* Text to read:
>> start

If you can keep the size of the argument to RANDOM less-than-or-equal
the value of KERNEL:RANDOM-FIXNUM-MAX on your system [which is 4194303
on CMUCL-18d & later, but only 524287 on earlier versions (probably
including your 18b!)], then it still won't cons:

    (defparameter *foo* kernel:random-fixnum-max)
    (defun one-random () (random *foo*))
    (compile *)
    (defun many-randoms () (dotimes (k 50000) (one-random)))
    (compile *)
    (time (many-randoms))
    ; Compiling LAMBDA NIL: 
    ; Compiling Top-Level Form: 

    ; Evaluation took:
    ;   0.0f0 seconds of real time
    ;   0.002342f0 seconds of user run time
    ;   0.0f0 seconds of system run time
    ;   6,231,240 CPU cycles
    ;   0 page faults and
    ;   0 bytes consed.
    ; 
    NIL

But if you can't keep the size of the argument to RANDOM under that
limit, and you can't use a literal, then you'll have to either fix
the bug in "cmucl/src/compiler/float-tran.lisp" (DEFTRANSFORM RANDOM)
yourself or wait for someone else to fix it.

+---------------
| I'll need to find a way to make a DEFUN-and-COMPILE factory that
| takes a parameter of array size and automatically builds the correct
| s-expression for the DEFUN and then EVALs then COMPILEs it.
+---------------

EWWWWW! Good luck with that!  :-{

+---------------
| One way is to print the s-expression to a string, substitute the literal
| text within that string, then READ-FROM-STRING to get the new
| s-expression. The amazing thing is that in Lisp that monstrosity is
| actually doable!!
+---------------

Hunh?!? "Strings? *STRINGS?!?* This is Lisp!
We don' need no stinkin' strings!"[1]

    cmu> (defun random-builder (arg)
	   (let ((*compile-print* nil))
	     (compile 'one-random `(lambda () (random ,arg)))
	     (compile 'many-randoms
		      `(lambda () (dotimes (k 50000) (one-random))))
	     nil))
    RANDOM-BUILDER
    cmu> (compile *)
    ; Compiling LAMBDA (ARG): 
    ; Compiling Top-Level Form: 

    RANDOM-BUILDER
    NIL
    NIL
    cmu> (random-builder (* 16384 16384))

    NIL
    cmu> (time (many-randoms))
    ; Compiling LAMBDA NIL: 
    ; Compiling Top-Level Form: 

    ; Evaluation took:
    ;   0.0f0 seconds of real time
    ;   0.00117f0 seconds of user run time
    ;   0.0f0 seconds of system run time
    ;   2,579,792 CPU cycles
    ;   0 page faults and
    ;   0 bytes consed.
    ; 
    NIL
    cmu> (> (* 16384 16384) kernel:random-fixnum-max)

    T
    cmu> 


-Rob

[1] Apologies to "The Treasure of the Sierra Madre".

-----
Rob Warnock			<rpw3@rpw3.org>
627 26th Avenue			<URL:http://rpw3.org/>
San Mateo, CA 94403		(650)572-2607

>> end

* Data section:
>> start

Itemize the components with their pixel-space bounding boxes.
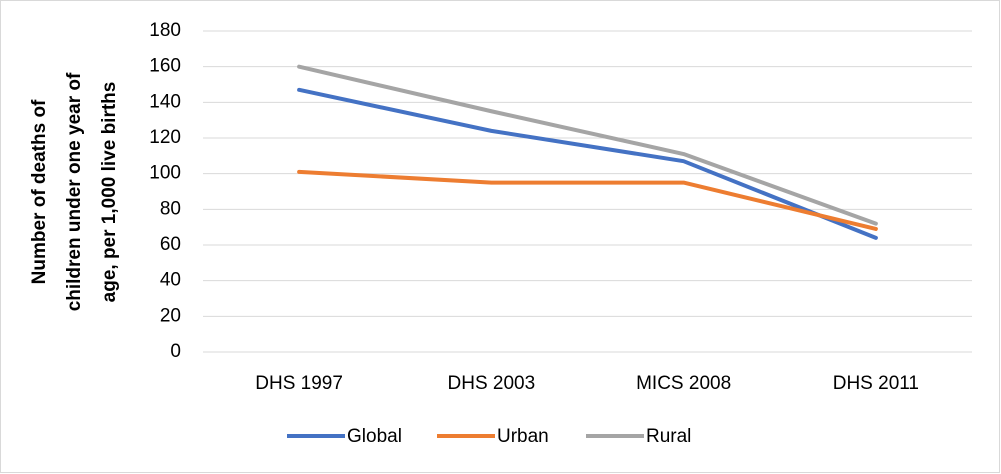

>> end

* Job:
From the text on CMUCL's RANDOM function, list each measurement reported under the first "; Evaluation took:" line, together with its value.

* Answer below:
- Real time: 0.0f0 seconds
- User run time: 0.002342f0 seconds
- System run time: 0.0f0 seconds
- CPU cycles: 6,231,240
- Page faults: 0
- Bytes consed: 0